Task item> Please make an exact transcription of the records, keeping the pictures out of it.

Figure record extracts
*** Begin section ***
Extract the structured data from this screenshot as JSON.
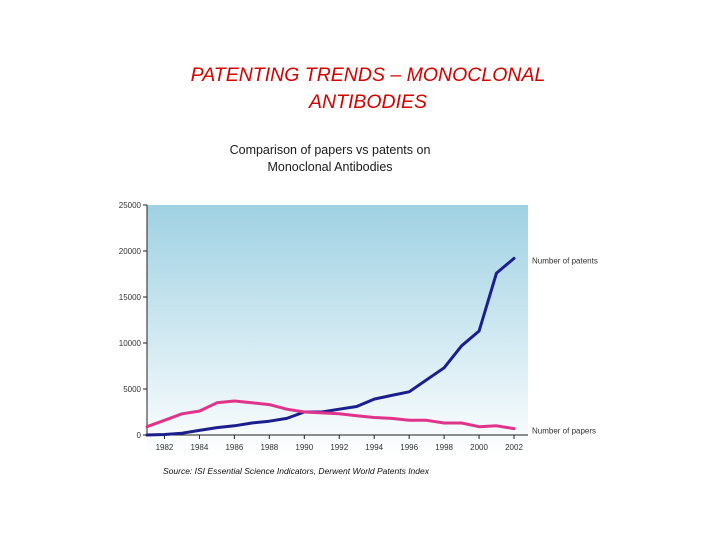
{
  "slide": {
    "title_line1": "PATENTING TRENDS  – MONOCLONAL",
    "title_line2": "ANTIBODIES"
  },
  "chart_heading": {
    "line1": "Comparison of papers vs patents on",
    "line2": "Monoclonal Antibodies"
  },
  "source": "Source: ISI Essential Science Indicators, Derwent World Patents Index",
  "colors": {
    "patents": "#1c1e8e",
    "papers": "#e0338a",
    "background_top": "#9fd1e3",
    "background_bottom": "#ffffff",
    "title": "#d50000"
  },
  "chart_data": {
    "type": "line",
    "title": "Comparison of papers vs patents on Monoclonal Antibodies",
    "xlabel": "",
    "ylabel": "",
    "x": [
      1981,
      1982,
      1983,
      1984,
      1985,
      1986,
      1987,
      1988,
      1989,
      1990,
      1991,
      1992,
      1993,
      1994,
      1995,
      1996,
      1997,
      1998,
      1999,
      2000,
      2001,
      2002
    ],
    "x_tick_labels": [
      "1982",
      "1984",
      "1986",
      "1988",
      "1990",
      "1992",
      "1994",
      "1996",
      "1998",
      "2000",
      "2002"
    ],
    "x_ticks": [
      1982,
      1984,
      1986,
      1988,
      1990,
      1992,
      1994,
      1996,
      1998,
      2000,
      2002
    ],
    "y_tick_labels": [
      "0",
      "5000",
      "10000",
      "15000",
      "20000",
      "25000"
    ],
    "y_ticks": [
      0,
      5000,
      10000,
      15000,
      20000,
      25000
    ],
    "xlim": [
      1981,
      2002.8
    ],
    "ylim": [
      0,
      25000
    ],
    "grid": false,
    "legend": "inline-right",
    "series": [
      {
        "name": "Number of patents",
        "key": "patents",
        "values": [
          0,
          50,
          200,
          500,
          800,
          1000,
          1300,
          1500,
          1800,
          2500,
          2500,
          2800,
          3100,
          3900,
          4300,
          4700,
          6000,
          7300,
          9700,
          11300,
          17600,
          19200
        ]
      },
      {
        "name": "Number of papers",
        "key": "papers",
        "values": [
          900,
          1600,
          2300,
          2600,
          3500,
          3700,
          3500,
          3300,
          2800,
          2500,
          2400,
          2300,
          2100,
          1900,
          1800,
          1600,
          1600,
          1300,
          1300,
          900,
          1000,
          700
        ]
      }
    ]
  }
}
*** End section ***
Solution to this problem>
Extract the structured data from this screenshot as JSON.
{
  "slide": {
    "title_line1": "PATENTING TRENDS  – MONOCLONAL",
    "title_line2": "ANTIBODIES"
  },
  "chart_heading": {
    "line1": "Comparison of papers vs patents on",
    "line2": "Monoclonal Antibodies"
  },
  "source": "Source: ISI Essential Science Indicators, Derwent World Patents Index",
  "colors": {
    "patents": "#1c1e8e",
    "papers": "#e0338a",
    "background_top": "#9fd1e3",
    "background_bottom": "#ffffff",
    "title": "#d50000"
  },
  "chart_data": {
    "type": "line",
    "title": "Comparison of papers vs patents on Monoclonal Antibodies",
    "xlabel": "",
    "ylabel": "",
    "x": [
      1981,
      1982,
      1983,
      1984,
      1985,
      1986,
      1987,
      1988,
      1989,
      1990,
      1991,
      1992,
      1993,
      1994,
      1995,
      1996,
      1997,
      1998,
      1999,
      2000,
      2001,
      2002
    ],
    "x_tick_labels": [
      "1982",
      "1984",
      "1986",
      "1988",
      "1990",
      "1992",
      "1994",
      "1996",
      "1998",
      "2000",
      "2002"
    ],
    "x_ticks": [
      1982,
      1984,
      1986,
      1988,
      1990,
      1992,
      1994,
      1996,
      1998,
      2000,
      2002
    ],
    "y_tick_labels": [
      "0",
      "5000",
      "10000",
      "15000",
      "20000",
      "25000"
    ],
    "y_ticks": [
      0,
      5000,
      10000,
      15000,
      20000,
      25000
    ],
    "xlim": [
      1981,
      2002.8
    ],
    "ylim": [
      0,
      25000
    ],
    "grid": false,
    "legend": "inline-right",
    "series": [
      {
        "name": "Number of patents",
        "key": "patents",
        "values": [
          0,
          50,
          200,
          500,
          800,
          1000,
          1300,
          1500,
          1800,
          2500,
          2500,
          2800,
          3100,
          3900,
          4300,
          4700,
          6000,
          7300,
          9700,
          11300,
          17600,
          19200
        ]
      },
      {
        "name": "Number of papers",
        "key": "papers",
        "values": [
          900,
          1600,
          2300,
          2600,
          3500,
          3700,
          3500,
          3300,
          2800,
          2500,
          2400,
          2300,
          2100,
          1900,
          1800,
          1600,
          1600,
          1300,
          1300,
          900,
          1000,
          700
        ]
      }
    ]
  }
}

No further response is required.